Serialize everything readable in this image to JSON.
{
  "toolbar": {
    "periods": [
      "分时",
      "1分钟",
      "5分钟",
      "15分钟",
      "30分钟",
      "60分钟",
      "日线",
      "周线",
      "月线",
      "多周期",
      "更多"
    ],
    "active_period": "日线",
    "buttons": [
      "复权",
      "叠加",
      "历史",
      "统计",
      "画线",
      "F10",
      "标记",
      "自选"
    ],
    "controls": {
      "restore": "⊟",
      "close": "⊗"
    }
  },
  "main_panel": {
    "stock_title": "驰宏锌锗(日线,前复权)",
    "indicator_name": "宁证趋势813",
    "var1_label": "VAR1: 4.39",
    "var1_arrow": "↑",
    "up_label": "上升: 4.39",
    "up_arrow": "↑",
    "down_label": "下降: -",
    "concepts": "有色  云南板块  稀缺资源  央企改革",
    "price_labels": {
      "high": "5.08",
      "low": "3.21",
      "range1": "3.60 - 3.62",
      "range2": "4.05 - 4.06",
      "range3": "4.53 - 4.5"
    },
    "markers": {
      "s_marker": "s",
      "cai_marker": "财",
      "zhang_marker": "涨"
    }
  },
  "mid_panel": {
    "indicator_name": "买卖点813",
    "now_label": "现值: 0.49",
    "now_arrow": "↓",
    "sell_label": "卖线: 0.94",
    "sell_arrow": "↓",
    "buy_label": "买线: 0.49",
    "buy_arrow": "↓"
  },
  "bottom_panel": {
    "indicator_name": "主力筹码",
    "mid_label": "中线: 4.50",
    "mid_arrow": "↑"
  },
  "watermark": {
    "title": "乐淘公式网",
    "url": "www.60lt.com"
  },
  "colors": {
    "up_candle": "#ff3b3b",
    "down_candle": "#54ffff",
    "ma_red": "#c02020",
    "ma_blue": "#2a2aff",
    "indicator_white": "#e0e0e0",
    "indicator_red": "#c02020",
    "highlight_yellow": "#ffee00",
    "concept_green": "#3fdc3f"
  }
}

• [Instruction]
Write out the data again, exactly and in full.

• [Answer]
Serialize everything readable in this image to JSON.
{
  "toolbar": {
    "periods": [
      "分时",
      "1分钟",
      "5分钟",
      "15分钟",
      "30分钟",
      "60分钟",
      "日线",
      "周线",
      "月线",
      "多周期",
      "更多"
    ],
    "active_period": "日线",
    "buttons": [
      "复权",
      "叠加",
      "历史",
      "统计",
      "画线",
      "F10",
      "标记",
      "自选"
    ],
    "controls": {
      "restore": "⊟",
      "close": "⊗"
    }
  },
  "main_panel": {
    "stock_title": "驰宏锌锗(日线,前复权)",
    "indicator_name": "宁证趋势813",
    "var1_label": "VAR1: 4.39",
    "var1_arrow": "↑",
    "up_label": "上升: 4.39",
    "up_arrow": "↑",
    "down_label": "下降: -",
    "concepts": "有色  云南板块  稀缺资源  央企改革",
    "price_labels": {
      "high": "5.08",
      "low": "3.21",
      "range1": "3.60 - 3.62",
      "range2": "4.05 - 4.06",
      "range3": "4.53 - 4.5"
    },
    "markers": {
      "s_marker": "s",
      "cai_marker": "财",
      "zhang_marker": "涨"
    }
  },
  "mid_panel": {
    "indicator_name": "买卖点813",
    "now_label": "现值: 0.49",
    "now_arrow": "↓",
    "sell_label": "卖线: 0.94",
    "sell_arrow": "↓",
    "buy_label": "买线: 0.49",
    "buy_arrow": "↓"
  },
  "bottom_panel": {
    "indicator_name": "主力筹码",
    "mid_label": "中线: 4.50",
    "mid_arrow": "↑"
  },
  "watermark": {
    "title": "乐淘公式网",
    "url": "www.60lt.com"
  },
  "colors": {
    "up_candle": "#ff3b3b",
    "down_candle": "#54ffff",
    "ma_red": "#c02020",
    "ma_blue": "#2a2aff",
    "indicator_white": "#e0e0e0",
    "indicator_red": "#c02020",
    "highlight_yellow": "#ffee00",
    "concept_green": "#3fdc3f"
  }
}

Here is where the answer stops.